--- WHAT THIS TASK INVOLVES ---
Each entry below should be echoed exactly, with pictures omitted.
-- Start of ENTRIES PROVIDED --
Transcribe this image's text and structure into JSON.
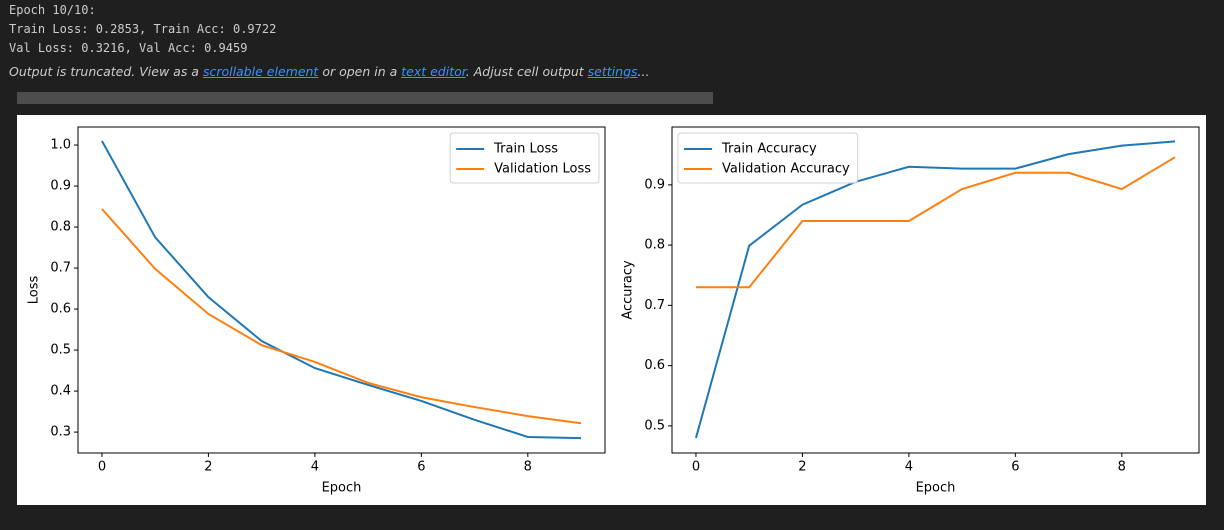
{
  "output_lines": [
    "Epoch 10/10:",
    "Train Loss: 0.2853, Train Acc: 0.9722",
    "Val Loss: 0.3216, Val Acc: 0.9459"
  ],
  "notice": [
    "Output is truncated. View as a ",
    "scrollable element",
    " or open in a ",
    "text editor",
    ". Adjust cell output ",
    "settings",
    "..."
  ],
  "chart_data": [
    {
      "type": "line",
      "xlabel": "Epoch",
      "ylabel": "Loss",
      "legend": "upper right",
      "x": [
        0,
        1,
        2,
        3,
        4,
        5,
        6,
        7,
        8,
        9
      ],
      "series": [
        {
          "name": "Train Loss",
          "color": "#1f77b4",
          "values": [
            1.01,
            0.775,
            0.629,
            0.522,
            0.456,
            0.415,
            0.376,
            0.33,
            0.288,
            0.2853
          ]
        },
        {
          "name": "Validation Loss",
          "color": "#ff7f0e",
          "values": [
            0.844,
            0.698,
            0.588,
            0.512,
            0.471,
            0.42,
            0.385,
            0.361,
            0.339,
            0.3216
          ]
        }
      ],
      "xlim": [
        -0.45,
        9.45
      ],
      "ylim": [
        0.249,
        1.044
      ],
      "xticks": [
        0,
        2,
        4,
        6,
        8
      ],
      "yticks": [
        0.3,
        0.4,
        0.5,
        0.6,
        0.7,
        0.8,
        0.9,
        {
          "value": 1,
          "label": "1.0"
        }
      ]
    },
    {
      "type": "line",
      "xlabel": "Epoch",
      "ylabel": "Accuracy",
      "legend": "upper left",
      "x": [
        0,
        1,
        2,
        3,
        4,
        5,
        6,
        7,
        8,
        9
      ],
      "series": [
        {
          "name": "Train Accuracy",
          "color": "#1f77b4",
          "values": [
            0.48,
            0.799,
            0.867,
            0.905,
            0.93,
            0.927,
            0.927,
            0.951,
            0.965,
            0.9722
          ]
        },
        {
          "name": "Validation Accuracy",
          "color": "#ff7f0e",
          "values": [
            0.73,
            0.73,
            0.84,
            0.84,
            0.84,
            0.893,
            0.92,
            0.92,
            0.893,
            0.9459
          ]
        }
      ],
      "xlim": [
        -0.45,
        9.45
      ],
      "ylim": [
        0.455,
        0.996
      ],
      "xticks": [
        0,
        2,
        4,
        6,
        8
      ],
      "yticks": [
        0.5,
        0.6,
        0.7,
        0.8,
        0.9
      ]
    }
  ]
}
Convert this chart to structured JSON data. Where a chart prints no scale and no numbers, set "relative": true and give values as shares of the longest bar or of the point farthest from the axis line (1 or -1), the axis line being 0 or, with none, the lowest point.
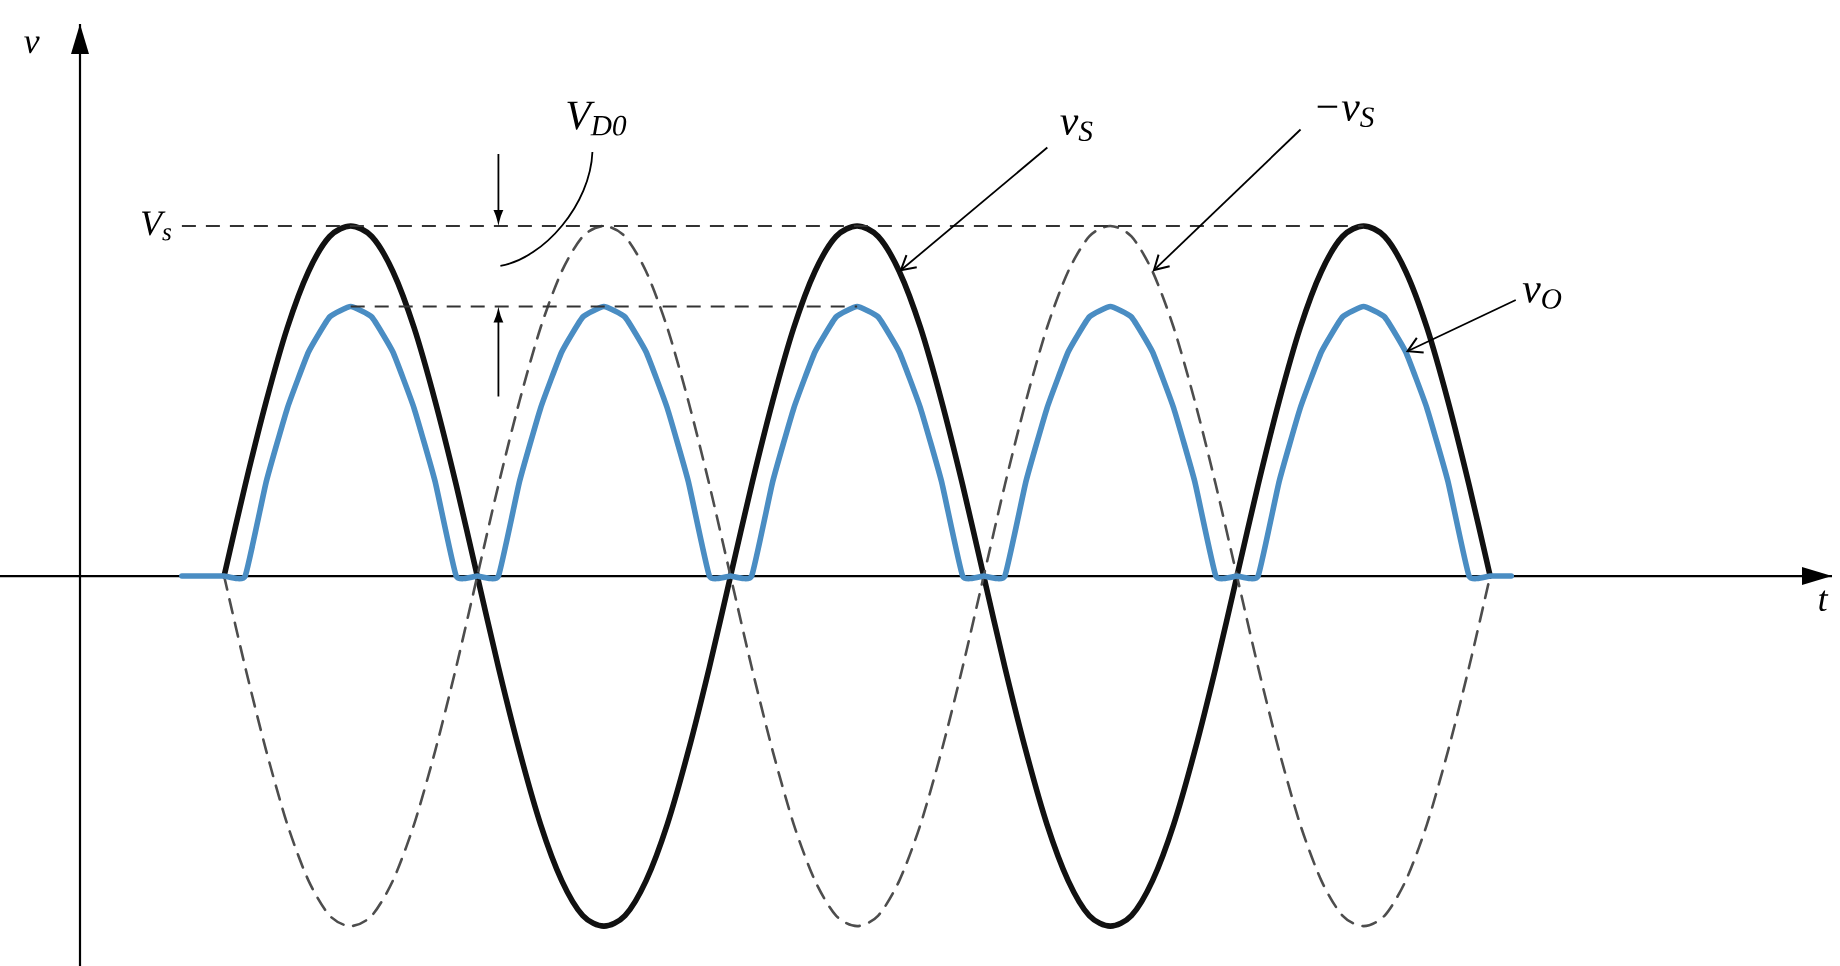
{
  "chart_data": {
    "type": "line",
    "relative": true,
    "categories": [
      null,
      null,
      null,
      null,
      null,
      null,
      null,
      null,
      null,
      null,
      null,
      null,
      null,
      null,
      null,
      null,
      null,
      null,
      null,
      null,
      null,
      null,
      null,
      null,
      null,
      null,
      null,
      null,
      null,
      null,
      null,
      null,
      null,
      null,
      null,
      null,
      null,
      null,
      null,
      null,
      null,
      null,
      null,
      null,
      null,
      null,
      null,
      null,
      null,
      null,
      null,
      null,
      null,
      null,
      null,
      null,
      null,
      null,
      null,
      null,
      null,
      null,
      null,
      null
    ],
    "series": [
      {
        "name": "v$_{S}$",
        "color": "#111111",
        "values": [
          null,
          null,
          0,
          0.26,
          0.5,
          0.71,
          0.87,
          0.97,
          1,
          0.97,
          0.87,
          0.71,
          0.5,
          0.26,
          0,
          -0.26,
          -0.5,
          -0.71,
          -0.87,
          -0.97,
          -1,
          -0.97,
          -0.87,
          -0.71,
          -0.5,
          -0.26,
          0,
          0.26,
          0.5,
          0.71,
          0.87,
          0.97,
          1,
          0.97,
          0.87,
          0.71,
          0.5,
          0.26,
          0,
          -0.26,
          -0.5,
          -0.71,
          -0.87,
          -0.97,
          -1,
          -0.97,
          -0.87,
          -0.71,
          -0.5,
          -0.26,
          0,
          0.26,
          0.5,
          0.71,
          0.87,
          0.97,
          1,
          0.97,
          0.87,
          0.71,
          0.5,
          0.26,
          0,
          null
        ]
      },
      {
        "name": "−v$_{S}$",
        "color": "#4d4d4d",
        "line_style": "dashed",
        "values": [
          null,
          null,
          0,
          -0.26,
          -0.5,
          -0.71,
          -0.87,
          -0.97,
          -1,
          -0.97,
          -0.87,
          -0.71,
          -0.5,
          -0.26,
          0,
          0.26,
          0.5,
          0.71,
          0.87,
          0.97,
          1,
          0.97,
          0.87,
          0.71,
          0.5,
          0.26,
          0,
          -0.26,
          -0.5,
          -0.71,
          -0.87,
          -0.97,
          -1,
          -0.97,
          -0.87,
          -0.71,
          -0.5,
          -0.26,
          0,
          0.26,
          0.5,
          0.71,
          0.87,
          0.97,
          1,
          0.97,
          0.87,
          0.71,
          0.5,
          0.26,
          0,
          -0.26,
          -0.5,
          -0.71,
          -0.87,
          -0.97,
          -1,
          -0.97,
          -0.87,
          -0.71,
          -0.5,
          -0.26,
          0,
          null
        ]
      },
      {
        "name": "v$_{O}$",
        "color": "#4a8dc3",
        "values": [
          0,
          0,
          0,
          0,
          0.27,
          0.48,
          0.64,
          0.74,
          0.77,
          0.74,
          0.64,
          0.48,
          0.27,
          0,
          0,
          0,
          0.27,
          0.48,
          0.64,
          0.74,
          0.77,
          0.74,
          0.64,
          0.48,
          0.27,
          0,
          0,
          0,
          0.27,
          0.48,
          0.64,
          0.74,
          0.77,
          0.74,
          0.64,
          0.48,
          0.27,
          0,
          0,
          0,
          0.27,
          0.48,
          0.64,
          0.74,
          0.77,
          0.74,
          0.64,
          0.48,
          0.27,
          0,
          0,
          0,
          0.27,
          0.48,
          0.64,
          0.74,
          0.77,
          0.74,
          0.64,
          0.48,
          0.27,
          0,
          0,
          0
        ]
      }
    ],
    "ref_lines": [
      {
        "axis": "y",
        "value": 1,
        "label": "V$_{s}$",
        "line_style": "dashed",
        "color": "#333333"
      },
      {
        "axis": "y",
        "value": 0.77,
        "line_style": "dashed",
        "color": "#333333"
      }
    ],
    "annotations": [
      "V$_{D0}$",
      "v",
      "t"
    ]
  }
}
-- End of ENTRIES PROVIDED --
--- WORKED ANSWER ---
Transcribe this image's text and structure into JSON.
{
  "output_lines": [
    "Epoch 10/10:",
    "Train Loss: 0.2853, Train Acc: 0.9722",
    "Val Loss: 0.3216, Val Acc: 0.9459"
  ],
  "notice": [
    "Output is truncated. View as a ",
    "scrollable element",
    " or open in a ",
    "text editor",
    ". Adjust cell output ",
    "settings",
    "..."
  ],
  "chart_data": [
    {
      "type": "line",
      "xlabel": "Epoch",
      "ylabel": "Loss",
      "legend": "upper right",
      "x": [
        0,
        1,
        2,
        3,
        4,
        5,
        6,
        7,
        8,
        9
      ],
      "series": [
        {
          "name": "Train Loss",
          "color": "#1f77b4",
          "values": [
            1.01,
            0.775,
            0.629,
            0.522,
            0.456,
            0.415,
            0.376,
            0.33,
            0.288,
            0.2853
          ]
        },
        {
          "name": "Validation Loss",
          "color": "#ff7f0e",
          "values": [
            0.844,
            0.698,
            0.588,
            0.512,
            0.471,
            0.42,
            0.385,
            0.361,
            0.339,
            0.3216
          ]
        }
      ],
      "xlim": [
        -0.45,
        9.45
      ],
      "ylim": [
        0.249,
        1.044
      ],
      "xticks": [
        0,
        2,
        4,
        6,
        8
      ],
      "yticks": [
        0.3,
        0.4,
        0.5,
        0.6,
        0.7,
        0.8,
        0.9,
        {
          "value": 1,
          "label": "1.0"
        }
      ]
    },
    {
      "type": "line",
      "xlabel": "Epoch",
      "ylabel": "Accuracy",
      "legend": "upper left",
      "x": [
        0,
        1,
        2,
        3,
        4,
        5,
        6,
        7,
        8,
        9
      ],
      "series": [
        {
          "name": "Train Accuracy",
          "color": "#1f77b4",
          "values": [
            0.48,
            0.799,
            0.867,
            0.905,
            0.93,
            0.927,
            0.927,
            0.951,
            0.965,
            0.9722
          ]
        },
        {
          "name": "Validation Accuracy",
          "color": "#ff7f0e",
          "values": [
            0.73,
            0.73,
            0.84,
            0.84,
            0.84,
            0.893,
            0.92,
            0.92,
            0.893,
            0.9459
          ]
        }
      ],
      "xlim": [
        -0.45,
        9.45
      ],
      "ylim": [
        0.455,
        0.996
      ],
      "xticks": [
        0,
        2,
        4,
        6,
        8
      ],
      "yticks": [
        0.5,
        0.6,
        0.7,
        0.8,
        0.9
      ]
    }
  ]
}
Convert this chart to structured JSON data. Where a chart prints no scale and no numbers, set "relative": true and give values as shares of the longest bar or of the point farthest from the axis line (1 or -1), the axis line being 0 or, with none, the lowest point.
{
  "chart_data": {
    "type": "line",
    "relative": true,
    "categories": [
      null,
      null,
      null,
      null,
      null,
      null,
      null,
      null,
      null,
      null,
      null,
      null,
      null,
      null,
      null,
      null,
      null,
      null,
      null,
      null,
      null,
      null,
      null,
      null,
      null,
      null,
      null,
      null,
      null,
      null,
      null,
      null,
      null,
      null,
      null,
      null,
      null,
      null,
      null,
      null,
      null,
      null,
      null,
      null,
      null,
      null,
      null,
      null,
      null,
      null,
      null,
      null,
      null,
      null,
      null,
      null,
      null,
      null,
      null,
      null,
      null,
      null,
      null,
      null
    ],
    "series": [
      {
        "name": "v$_{S}$",
        "color": "#111111",
        "values": [
          null,
          null,
          0,
          0.26,
          0.5,
          0.71,
          0.87,
          0.97,
          1,
          0.97,
          0.87,
          0.71,
          0.5,
          0.26,
          0,
          -0.26,
          -0.5,
          -0.71,
          -0.87,
          -0.97,
          -1,
          -0.97,
          -0.87,
          -0.71,
          -0.5,
          -0.26,
          0,
          0.26,
          0.5,
          0.71,
          0.87,
          0.97,
          1,
          0.97,
          0.87,
          0.71,
          0.5,
          0.26,
          0,
          -0.26,
          -0.5,
          -0.71,
          -0.87,
          -0.97,
          -1,
          -0.97,
          -0.87,
          -0.71,
          -0.5,
          -0.26,
          0,
          0.26,
          0.5,
          0.71,
          0.87,
          0.97,
          1,
          0.97,
          0.87,
          0.71,
          0.5,
          0.26,
          0,
          null
        ]
      },
      {
        "name": "−v$_{S}$",
        "color": "#4d4d4d",
        "line_style": "dashed",
        "values": [
          null,
          null,
          0,
          -0.26,
          -0.5,
          -0.71,
          -0.87,
          -0.97,
          -1,
          -0.97,
          -0.87,
          -0.71,
          -0.5,
          -0.26,
          0,
          0.26,
          0.5,
          0.71,
          0.87,
          0.97,
          1,
          0.97,
          0.87,
          0.71,
          0.5,
          0.26,
          0,
          -0.26,
          -0.5,
          -0.71,
          -0.87,
          -0.97,
          -1,
          -0.97,
          -0.87,
          -0.71,
          -0.5,
          -0.26,
          0,
          0.26,
          0.5,
          0.71,
          0.87,
          0.97,
          1,
          0.97,
          0.87,
          0.71,
          0.5,
          0.26,
          0,
          -0.26,
          -0.5,
          -0.71,
          -0.87,
          -0.97,
          -1,
          -0.97,
          -0.87,
          -0.71,
          -0.5,
          -0.26,
          0,
          null
        ]
      },
      {
        "name": "v$_{O}$",
        "color": "#4a8dc3",
        "values": [
          0,
          0,
          0,
          0,
          0.27,
          0.48,
          0.64,
          0.74,
          0.77,
          0.74,
          0.64,
          0.48,
          0.27,
          0,
          0,
          0,
          0.27,
          0.48,
          0.64,
          0.74,
          0.77,
          0.74,
          0.64,
          0.48,
          0.27,
          0,
          0,
          0,
          0.27,
          0.48,
          0.64,
          0.74,
          0.77,
          0.74,
          0.64,
          0.48,
          0.27,
          0,
          0,
          0,
          0.27,
          0.48,
          0.64,
          0.74,
          0.77,
          0.74,
          0.64,
          0.48,
          0.27,
          0,
          0,
          0,
          0.27,
          0.48,
          0.64,
          0.74,
          0.77,
          0.74,
          0.64,
          0.48,
          0.27,
          0,
          0,
          0
        ]
      }
    ],
    "ref_lines": [
      {
        "axis": "y",
        "value": 1,
        "label": "V$_{s}$",
        "line_style": "dashed",
        "color": "#333333"
      },
      {
        "axis": "y",
        "value": 0.77,
        "line_style": "dashed",
        "color": "#333333"
      }
    ],
    "annotations": [
      "V$_{D0}$",
      "v",
      "t"
    ]
  }
}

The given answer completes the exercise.